Chart and figure data:
►
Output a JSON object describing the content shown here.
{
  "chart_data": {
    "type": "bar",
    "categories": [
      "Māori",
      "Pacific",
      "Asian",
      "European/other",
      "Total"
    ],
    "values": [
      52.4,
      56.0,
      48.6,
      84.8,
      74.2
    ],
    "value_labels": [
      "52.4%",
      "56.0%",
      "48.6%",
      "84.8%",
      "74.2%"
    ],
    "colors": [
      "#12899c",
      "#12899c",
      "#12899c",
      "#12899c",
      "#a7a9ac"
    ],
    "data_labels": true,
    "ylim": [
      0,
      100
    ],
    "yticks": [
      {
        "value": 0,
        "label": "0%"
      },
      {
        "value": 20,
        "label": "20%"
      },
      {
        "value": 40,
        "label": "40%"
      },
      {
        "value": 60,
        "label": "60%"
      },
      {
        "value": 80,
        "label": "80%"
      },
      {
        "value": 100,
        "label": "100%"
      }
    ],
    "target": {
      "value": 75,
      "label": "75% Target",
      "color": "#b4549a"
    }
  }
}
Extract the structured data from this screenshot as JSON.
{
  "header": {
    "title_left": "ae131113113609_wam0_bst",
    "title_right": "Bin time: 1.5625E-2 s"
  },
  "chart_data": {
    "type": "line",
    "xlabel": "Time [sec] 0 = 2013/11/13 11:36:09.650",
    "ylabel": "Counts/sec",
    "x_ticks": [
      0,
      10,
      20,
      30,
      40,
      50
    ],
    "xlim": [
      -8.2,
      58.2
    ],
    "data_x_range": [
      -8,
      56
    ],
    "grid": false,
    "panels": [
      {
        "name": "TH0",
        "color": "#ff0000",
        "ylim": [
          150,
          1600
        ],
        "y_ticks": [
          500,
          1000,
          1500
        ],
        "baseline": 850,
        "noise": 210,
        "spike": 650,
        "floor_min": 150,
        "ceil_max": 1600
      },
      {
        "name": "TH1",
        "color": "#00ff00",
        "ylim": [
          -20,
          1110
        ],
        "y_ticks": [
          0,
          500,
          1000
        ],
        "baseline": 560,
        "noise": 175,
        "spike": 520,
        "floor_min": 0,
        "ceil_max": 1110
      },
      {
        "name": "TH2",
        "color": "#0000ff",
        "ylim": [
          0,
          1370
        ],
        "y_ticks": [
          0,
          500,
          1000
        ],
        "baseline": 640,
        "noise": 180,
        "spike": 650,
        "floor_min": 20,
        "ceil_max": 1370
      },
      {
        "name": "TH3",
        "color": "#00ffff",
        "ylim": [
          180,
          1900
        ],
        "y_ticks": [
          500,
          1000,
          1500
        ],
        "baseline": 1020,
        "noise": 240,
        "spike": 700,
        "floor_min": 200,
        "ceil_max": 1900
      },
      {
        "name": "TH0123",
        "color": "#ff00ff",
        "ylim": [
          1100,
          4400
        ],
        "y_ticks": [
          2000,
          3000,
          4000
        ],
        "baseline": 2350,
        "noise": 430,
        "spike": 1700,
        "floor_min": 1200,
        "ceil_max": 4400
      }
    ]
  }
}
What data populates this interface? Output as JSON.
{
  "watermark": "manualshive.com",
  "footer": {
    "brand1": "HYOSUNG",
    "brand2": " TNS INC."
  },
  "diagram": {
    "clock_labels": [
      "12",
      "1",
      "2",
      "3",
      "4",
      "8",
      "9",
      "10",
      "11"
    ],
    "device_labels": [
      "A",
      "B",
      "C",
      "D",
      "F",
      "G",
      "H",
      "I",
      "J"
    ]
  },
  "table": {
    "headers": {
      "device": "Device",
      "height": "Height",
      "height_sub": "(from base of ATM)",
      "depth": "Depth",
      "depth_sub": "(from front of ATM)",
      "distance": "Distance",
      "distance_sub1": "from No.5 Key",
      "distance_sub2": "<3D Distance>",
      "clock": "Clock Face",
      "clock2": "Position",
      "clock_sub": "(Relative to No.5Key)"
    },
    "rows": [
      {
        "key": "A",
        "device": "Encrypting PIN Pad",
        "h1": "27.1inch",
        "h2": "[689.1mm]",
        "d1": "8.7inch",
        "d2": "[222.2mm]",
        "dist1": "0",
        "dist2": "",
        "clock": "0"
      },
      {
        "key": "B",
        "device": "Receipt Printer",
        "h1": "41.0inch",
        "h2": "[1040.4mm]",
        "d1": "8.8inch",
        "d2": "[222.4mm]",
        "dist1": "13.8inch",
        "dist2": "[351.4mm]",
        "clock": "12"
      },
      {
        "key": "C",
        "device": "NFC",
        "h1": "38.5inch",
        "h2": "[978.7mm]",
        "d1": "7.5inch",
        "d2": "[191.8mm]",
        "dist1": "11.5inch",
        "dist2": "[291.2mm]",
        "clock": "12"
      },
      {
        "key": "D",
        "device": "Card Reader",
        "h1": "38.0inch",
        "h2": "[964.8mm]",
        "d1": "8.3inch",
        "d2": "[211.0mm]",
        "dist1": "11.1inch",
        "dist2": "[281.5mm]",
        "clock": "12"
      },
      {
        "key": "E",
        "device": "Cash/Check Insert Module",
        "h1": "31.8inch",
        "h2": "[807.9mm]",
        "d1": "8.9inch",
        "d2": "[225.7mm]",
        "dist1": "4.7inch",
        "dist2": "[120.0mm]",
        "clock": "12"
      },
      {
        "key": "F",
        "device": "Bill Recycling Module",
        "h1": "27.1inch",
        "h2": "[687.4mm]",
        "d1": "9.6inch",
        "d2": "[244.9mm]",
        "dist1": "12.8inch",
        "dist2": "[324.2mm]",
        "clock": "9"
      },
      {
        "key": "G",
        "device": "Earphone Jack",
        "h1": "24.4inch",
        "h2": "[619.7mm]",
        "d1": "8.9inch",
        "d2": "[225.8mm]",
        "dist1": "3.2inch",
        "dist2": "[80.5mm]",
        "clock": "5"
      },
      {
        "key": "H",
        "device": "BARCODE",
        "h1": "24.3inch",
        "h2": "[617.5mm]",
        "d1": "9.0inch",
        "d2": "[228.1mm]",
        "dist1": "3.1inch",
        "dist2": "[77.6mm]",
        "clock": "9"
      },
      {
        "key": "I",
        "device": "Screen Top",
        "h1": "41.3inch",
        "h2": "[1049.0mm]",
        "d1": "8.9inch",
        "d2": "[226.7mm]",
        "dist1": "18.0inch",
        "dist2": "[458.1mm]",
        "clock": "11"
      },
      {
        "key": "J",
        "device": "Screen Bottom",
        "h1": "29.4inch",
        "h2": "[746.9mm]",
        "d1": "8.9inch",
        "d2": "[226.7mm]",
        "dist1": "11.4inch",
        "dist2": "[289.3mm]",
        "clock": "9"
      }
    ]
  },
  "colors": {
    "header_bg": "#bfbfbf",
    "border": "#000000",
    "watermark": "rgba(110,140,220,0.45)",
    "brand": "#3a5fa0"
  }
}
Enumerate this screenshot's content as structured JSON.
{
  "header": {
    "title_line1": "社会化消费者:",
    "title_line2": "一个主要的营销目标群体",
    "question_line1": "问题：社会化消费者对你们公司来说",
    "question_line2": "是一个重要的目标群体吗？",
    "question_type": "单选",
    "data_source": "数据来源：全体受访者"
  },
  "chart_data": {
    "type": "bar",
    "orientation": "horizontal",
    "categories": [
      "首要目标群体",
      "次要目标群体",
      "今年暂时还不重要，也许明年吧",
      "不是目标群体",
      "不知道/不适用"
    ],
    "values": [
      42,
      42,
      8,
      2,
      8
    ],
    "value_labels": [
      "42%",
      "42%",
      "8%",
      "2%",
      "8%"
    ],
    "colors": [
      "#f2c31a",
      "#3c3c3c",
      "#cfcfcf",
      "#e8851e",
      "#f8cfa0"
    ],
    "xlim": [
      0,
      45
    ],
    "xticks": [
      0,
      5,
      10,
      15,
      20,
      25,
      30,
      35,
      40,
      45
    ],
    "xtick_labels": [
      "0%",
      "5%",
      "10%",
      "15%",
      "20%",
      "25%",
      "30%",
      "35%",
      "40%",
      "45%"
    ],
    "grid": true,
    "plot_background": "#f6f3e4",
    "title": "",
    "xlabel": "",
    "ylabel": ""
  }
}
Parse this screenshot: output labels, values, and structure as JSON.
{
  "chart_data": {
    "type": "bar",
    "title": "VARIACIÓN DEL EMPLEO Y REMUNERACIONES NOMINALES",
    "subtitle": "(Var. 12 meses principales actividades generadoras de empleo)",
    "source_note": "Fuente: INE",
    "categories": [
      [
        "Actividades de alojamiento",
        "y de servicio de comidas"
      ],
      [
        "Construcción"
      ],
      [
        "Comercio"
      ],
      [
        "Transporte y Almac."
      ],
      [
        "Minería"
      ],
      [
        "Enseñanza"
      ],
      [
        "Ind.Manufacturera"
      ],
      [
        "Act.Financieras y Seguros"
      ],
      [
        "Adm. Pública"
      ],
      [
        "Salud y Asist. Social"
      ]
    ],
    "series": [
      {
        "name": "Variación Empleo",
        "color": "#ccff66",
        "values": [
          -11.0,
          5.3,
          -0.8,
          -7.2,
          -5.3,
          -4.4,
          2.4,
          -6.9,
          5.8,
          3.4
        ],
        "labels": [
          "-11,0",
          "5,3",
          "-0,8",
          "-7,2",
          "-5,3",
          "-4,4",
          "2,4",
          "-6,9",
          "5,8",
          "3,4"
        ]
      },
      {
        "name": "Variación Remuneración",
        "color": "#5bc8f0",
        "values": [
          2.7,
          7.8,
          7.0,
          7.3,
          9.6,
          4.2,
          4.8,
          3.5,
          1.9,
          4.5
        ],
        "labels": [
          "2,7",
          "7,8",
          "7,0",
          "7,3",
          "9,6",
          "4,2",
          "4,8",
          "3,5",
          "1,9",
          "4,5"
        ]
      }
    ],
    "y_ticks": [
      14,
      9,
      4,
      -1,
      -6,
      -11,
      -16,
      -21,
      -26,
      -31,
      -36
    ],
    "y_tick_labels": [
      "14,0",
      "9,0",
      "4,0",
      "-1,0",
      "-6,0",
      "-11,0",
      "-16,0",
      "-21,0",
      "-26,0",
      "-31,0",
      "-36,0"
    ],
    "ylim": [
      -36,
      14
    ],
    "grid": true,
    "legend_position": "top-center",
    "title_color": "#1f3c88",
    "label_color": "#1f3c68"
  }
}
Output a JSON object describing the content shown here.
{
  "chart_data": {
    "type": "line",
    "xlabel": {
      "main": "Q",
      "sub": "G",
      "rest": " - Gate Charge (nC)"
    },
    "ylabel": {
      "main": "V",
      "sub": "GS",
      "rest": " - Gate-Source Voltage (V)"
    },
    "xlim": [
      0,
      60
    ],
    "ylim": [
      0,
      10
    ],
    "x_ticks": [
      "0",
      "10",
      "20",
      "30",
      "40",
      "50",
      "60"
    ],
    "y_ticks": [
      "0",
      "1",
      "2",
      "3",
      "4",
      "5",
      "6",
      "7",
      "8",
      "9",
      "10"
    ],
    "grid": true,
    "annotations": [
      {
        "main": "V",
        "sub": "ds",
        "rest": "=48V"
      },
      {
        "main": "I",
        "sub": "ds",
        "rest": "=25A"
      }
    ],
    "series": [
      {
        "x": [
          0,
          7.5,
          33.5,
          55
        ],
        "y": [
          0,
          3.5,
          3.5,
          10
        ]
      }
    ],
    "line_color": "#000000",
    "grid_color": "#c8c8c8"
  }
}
◄
How many lines in the records hold the string "Module"? Reply with the number alone.

▶ RIGHT ANSWER
2